_GIVEN EXERCISE_: Take the listing and print it in full, exactly as given.

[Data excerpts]

= = =

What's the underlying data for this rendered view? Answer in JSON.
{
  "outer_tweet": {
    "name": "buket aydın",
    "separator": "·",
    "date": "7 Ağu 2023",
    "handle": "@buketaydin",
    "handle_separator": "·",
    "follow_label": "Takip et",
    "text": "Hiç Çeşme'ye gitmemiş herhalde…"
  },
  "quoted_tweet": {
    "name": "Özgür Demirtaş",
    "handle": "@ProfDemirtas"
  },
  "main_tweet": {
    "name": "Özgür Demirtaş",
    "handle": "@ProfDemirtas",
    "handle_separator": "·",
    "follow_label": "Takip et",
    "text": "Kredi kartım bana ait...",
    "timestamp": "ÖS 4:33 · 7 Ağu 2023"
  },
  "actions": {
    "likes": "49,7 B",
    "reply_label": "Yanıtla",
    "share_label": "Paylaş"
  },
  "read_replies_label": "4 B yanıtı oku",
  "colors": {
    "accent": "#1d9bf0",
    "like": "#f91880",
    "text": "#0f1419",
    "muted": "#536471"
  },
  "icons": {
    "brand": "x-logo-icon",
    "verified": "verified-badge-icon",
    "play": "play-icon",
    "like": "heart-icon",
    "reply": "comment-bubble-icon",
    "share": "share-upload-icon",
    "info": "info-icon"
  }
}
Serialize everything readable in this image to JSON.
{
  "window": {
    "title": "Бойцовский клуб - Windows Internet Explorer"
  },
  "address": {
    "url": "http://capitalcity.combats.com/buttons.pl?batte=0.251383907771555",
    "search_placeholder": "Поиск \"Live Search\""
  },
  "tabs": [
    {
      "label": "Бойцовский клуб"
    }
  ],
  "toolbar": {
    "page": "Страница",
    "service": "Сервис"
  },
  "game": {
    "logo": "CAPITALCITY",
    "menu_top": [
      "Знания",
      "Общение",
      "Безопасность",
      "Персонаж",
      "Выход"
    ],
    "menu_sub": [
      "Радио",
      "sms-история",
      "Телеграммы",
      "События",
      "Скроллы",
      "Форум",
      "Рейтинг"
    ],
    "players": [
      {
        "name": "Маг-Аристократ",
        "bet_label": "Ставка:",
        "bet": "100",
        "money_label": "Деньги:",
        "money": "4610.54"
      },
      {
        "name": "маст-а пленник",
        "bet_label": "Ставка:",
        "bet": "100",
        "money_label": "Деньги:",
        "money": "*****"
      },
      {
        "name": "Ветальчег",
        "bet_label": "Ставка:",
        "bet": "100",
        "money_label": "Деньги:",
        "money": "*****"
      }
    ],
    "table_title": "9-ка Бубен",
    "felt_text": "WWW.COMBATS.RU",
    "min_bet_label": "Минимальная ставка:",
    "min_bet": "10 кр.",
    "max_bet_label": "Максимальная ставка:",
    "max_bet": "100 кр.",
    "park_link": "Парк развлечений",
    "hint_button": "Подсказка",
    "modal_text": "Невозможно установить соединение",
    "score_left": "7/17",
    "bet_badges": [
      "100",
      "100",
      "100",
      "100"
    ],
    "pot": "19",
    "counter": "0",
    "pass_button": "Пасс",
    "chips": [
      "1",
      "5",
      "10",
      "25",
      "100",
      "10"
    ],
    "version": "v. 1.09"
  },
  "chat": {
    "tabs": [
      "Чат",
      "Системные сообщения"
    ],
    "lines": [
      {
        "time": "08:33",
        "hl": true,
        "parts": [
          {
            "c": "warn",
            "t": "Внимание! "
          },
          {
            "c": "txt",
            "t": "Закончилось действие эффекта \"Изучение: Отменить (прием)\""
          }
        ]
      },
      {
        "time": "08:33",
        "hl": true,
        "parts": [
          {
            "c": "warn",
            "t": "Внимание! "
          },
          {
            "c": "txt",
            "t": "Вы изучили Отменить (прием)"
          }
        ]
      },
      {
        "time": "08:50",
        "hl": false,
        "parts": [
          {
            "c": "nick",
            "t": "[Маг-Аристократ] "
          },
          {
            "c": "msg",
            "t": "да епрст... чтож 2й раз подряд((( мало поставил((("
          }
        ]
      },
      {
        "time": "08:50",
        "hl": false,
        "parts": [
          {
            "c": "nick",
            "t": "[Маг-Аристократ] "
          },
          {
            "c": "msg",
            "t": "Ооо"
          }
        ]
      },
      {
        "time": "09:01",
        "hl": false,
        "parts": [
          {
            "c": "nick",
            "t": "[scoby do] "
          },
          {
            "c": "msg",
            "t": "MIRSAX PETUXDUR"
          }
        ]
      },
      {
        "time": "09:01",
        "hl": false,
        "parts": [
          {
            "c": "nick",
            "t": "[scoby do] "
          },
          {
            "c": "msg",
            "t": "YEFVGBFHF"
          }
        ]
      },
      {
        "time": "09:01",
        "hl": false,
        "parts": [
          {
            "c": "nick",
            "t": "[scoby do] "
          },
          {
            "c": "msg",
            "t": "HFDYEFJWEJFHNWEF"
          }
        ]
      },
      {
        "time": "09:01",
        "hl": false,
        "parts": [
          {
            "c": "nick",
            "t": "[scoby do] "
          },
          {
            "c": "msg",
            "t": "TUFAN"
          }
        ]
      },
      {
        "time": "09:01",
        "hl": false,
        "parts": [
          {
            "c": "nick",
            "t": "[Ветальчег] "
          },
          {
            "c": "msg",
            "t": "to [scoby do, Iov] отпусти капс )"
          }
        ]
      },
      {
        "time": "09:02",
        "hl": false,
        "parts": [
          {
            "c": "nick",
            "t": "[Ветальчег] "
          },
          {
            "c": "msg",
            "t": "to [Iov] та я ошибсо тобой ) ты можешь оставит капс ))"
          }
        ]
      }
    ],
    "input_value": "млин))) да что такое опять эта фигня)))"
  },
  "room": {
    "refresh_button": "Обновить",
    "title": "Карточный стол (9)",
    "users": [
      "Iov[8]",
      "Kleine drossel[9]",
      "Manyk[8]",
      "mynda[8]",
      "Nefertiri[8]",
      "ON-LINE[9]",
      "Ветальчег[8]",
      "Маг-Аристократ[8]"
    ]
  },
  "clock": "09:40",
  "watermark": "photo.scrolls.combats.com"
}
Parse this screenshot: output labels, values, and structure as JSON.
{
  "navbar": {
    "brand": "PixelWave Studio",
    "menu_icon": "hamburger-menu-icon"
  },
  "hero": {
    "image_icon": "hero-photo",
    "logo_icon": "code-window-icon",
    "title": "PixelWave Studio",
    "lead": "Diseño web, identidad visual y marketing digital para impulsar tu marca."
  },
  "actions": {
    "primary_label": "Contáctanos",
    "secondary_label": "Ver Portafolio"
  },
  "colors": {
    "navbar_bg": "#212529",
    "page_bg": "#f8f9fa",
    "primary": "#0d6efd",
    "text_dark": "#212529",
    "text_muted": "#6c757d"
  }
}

= = =

_RESULT FOR THIS TASK_:
What's the underlying data for this rendered view? Answer in JSON.
{
  "outer_tweet": {
    "name": "buket aydın",
    "separator": "·",
    "date": "7 Ağu 2023",
    "handle": "@buketaydin",
    "handle_separator": "·",
    "follow_label": "Takip et",
    "text": "Hiç Çeşme'ye gitmemiş herhalde…"
  },
  "quoted_tweet": {
    "name": "Özgür Demirtaş",
    "handle": "@ProfDemirtas"
  },
  "main_tweet": {
    "name": "Özgür Demirtaş",
    "handle": "@ProfDemirtas",
    "handle_separator": "·",
    "follow_label": "Takip et",
    "text": "Kredi kartım bana ait...",
    "timestamp": "ÖS 4:33 · 7 Ağu 2023"
  },
  "actions": {
    "likes": "49,7 B",
    "reply_label": "Yanıtla",
    "share_label": "Paylaş"
  },
  "read_replies_label": "4 B yanıtı oku",
  "colors": {
    "accent": "#1d9bf0",
    "like": "#f91880",
    "text": "#0f1419",
    "muted": "#536471"
  },
  "icons": {
    "brand": "x-logo-icon",
    "verified": "verified-badge-icon",
    "play": "play-icon",
    "like": "heart-icon",
    "reply": "comment-bubble-icon",
    "share": "share-upload-icon",
    "info": "info-icon"
  }
}
Serialize everything readable in this image to JSON.
{
  "window": {
    "title": "Бойцовский клуб - Windows Internet Explorer"
  },
  "address": {
    "url": "http://capitalcity.combats.com/buttons.pl?batte=0.251383907771555",
    "search_placeholder": "Поиск \"Live Search\""
  },
  "tabs": [
    {
      "label": "Бойцовский клуб"
    }
  ],
  "toolbar": {
    "page": "Страница",
    "service": "Сервис"
  },
  "game": {
    "logo": "CAPITALCITY",
    "menu_top": [
      "Знания",
      "Общение",
      "Безопасность",
      "Персонаж",
      "Выход"
    ],
    "menu_sub": [
      "Радио",
      "sms-история",
      "Телеграммы",
      "События",
      "Скроллы",
      "Форум",
      "Рейтинг"
    ],
    "players": [
      {
        "name": "Маг-Аристократ",
        "bet_label": "Ставка:",
        "bet": "100",
        "money_label": "Деньги:",
        "money": "4610.54"
      },
      {
        "name": "маст-а пленник",
        "bet_label": "Ставка:",
        "bet": "100",
        "money_label": "Деньги:",
        "money": "*****"
      },
      {
        "name": "Ветальчег",
        "bet_label": "Ставка:",
        "bet": "100",
        "money_label": "Деньги:",
        "money": "*****"
      }
    ],
    "table_title": "9-ка Бубен",
    "felt_text": "WWW.COMBATS.RU",
    "min_bet_label": "Минимальная ставка:",
    "min_bet": "10 кр.",
    "max_bet_label": "Максимальная ставка:",
    "max_bet": "100 кр.",
    "park_link": "Парк развлечений",
    "hint_button": "Подсказка",
    "modal_text": "Невозможно установить соединение",
    "score_left": "7/17",
    "bet_badges": [
      "100",
      "100",
      "100",
      "100"
    ],
    "pot": "19",
    "counter": "0",
    "pass_button": "Пасс",
    "chips": [
      "1",
      "5",
      "10",
      "25",
      "100",
      "10"
    ],
    "version": "v. 1.09"
  },
  "chat": {
    "tabs": [
      "Чат",
      "Системные сообщения"
    ],
    "lines": [
      {
        "time": "08:33",
        "hl": true,
        "parts": [
          {
            "c": "warn",
            "t": "Внимание! "
          },
          {
            "c": "txt",
            "t": "Закончилось действие эффекта \"Изучение: Отменить (прием)\""
          }
        ]
      },
      {
        "time": "08:33",
        "hl": true,
        "parts": [
          {
            "c": "warn",
            "t": "Внимание! "
          },
          {
            "c": "txt",
            "t": "Вы изучили Отменить (прием)"
          }
        ]
      },
      {
        "time": "08:50",
        "hl": false,
        "parts": [
          {
            "c": "nick",
            "t": "[Маг-Аристократ] "
          },
          {
            "c": "msg",
            "t": "да епрст... чтож 2й раз подряд((( мало поставил((("
          }
        ]
      },
      {
        "time": "08:50",
        "hl": false,
        "parts": [
          {
            "c": "nick",
            "t": "[Маг-Аристократ] "
          },
          {
            "c": "msg",
            "t": "Ооо"
          }
        ]
      },
      {
        "time": "09:01",
        "hl": false,
        "parts": [
          {
            "c": "nick",
            "t": "[scoby do] "
          },
          {
            "c": "msg",
            "t": "MIRSAX PETUXDUR"
          }
        ]
      },
      {
        "time": "09:01",
        "hl": false,
        "parts": [
          {
            "c": "nick",
            "t": "[scoby do] "
          },
          {
            "c": "msg",
            "t": "YEFVGBFHF"
          }
        ]
      },
      {
        "time": "09:01",
        "hl": false,
        "parts": [
          {
            "c": "nick",
            "t": "[scoby do] "
          },
          {
            "c": "msg",
            "t": "HFDYEFJWEJFHNWEF"
          }
        ]
      },
      {
        "time": "09:01",
        "hl": false,
        "parts": [
          {
            "c": "nick",
            "t": "[scoby do] "
          },
          {
            "c": "msg",
            "t": "TUFAN"
          }
        ]
      },
      {
        "time": "09:01",
        "hl": false,
        "parts": [
          {
            "c": "nick",
            "t": "[Ветальчег] "
          },
          {
            "c": "msg",
            "t": "to [scoby do, Iov] отпусти капс )"
          }
        ]
      },
      {
        "time": "09:02",
        "hl": false,
        "parts": [
          {
            "c": "nick",
            "t": "[Ветальчег] "
          },
          {
            "c": "msg",
            "t": "to [Iov] та я ошибсо тобой ) ты можешь оставит капс ))"
          }
        ]
      }
    ],
    "input_value": "млин))) да что такое опять эта фигня)))"
  },
  "room": {
    "refresh_button": "Обновить",
    "title": "Карточный стол (9)",
    "users": [
      "Iov[8]",
      "Kleine drossel[9]",
      "Manyk[8]",
      "mynda[8]",
      "Nefertiri[8]",
      "ON-LINE[9]",
      "Ветальчег[8]",
      "Маг-Аристократ[8]"
    ]
  },
  "clock": "09:40",
  "watermark": "photo.scrolls.combats.com"
}
Parse this screenshot: output labels, values, and structure as JSON.
{
  "navbar": {
    "brand": "PixelWave Studio",
    "menu_icon": "hamburger-menu-icon"
  },
  "hero": {
    "image_icon": "hero-photo",
    "logo_icon": "code-window-icon",
    "title": "PixelWave Studio",
    "lead": "Diseño web, identidad visual y marketing digital para impulsar tu marca."
  },
  "actions": {
    "primary_label": "Contáctanos",
    "secondary_label": "Ver Portafolio"
  },
  "colors": {
    "navbar_bg": "#212529",
    "page_bg": "#f8f9fa",
    "primary": "#0d6efd",
    "text_dark": "#212529",
    "text_muted": "#6c757d"
  }
}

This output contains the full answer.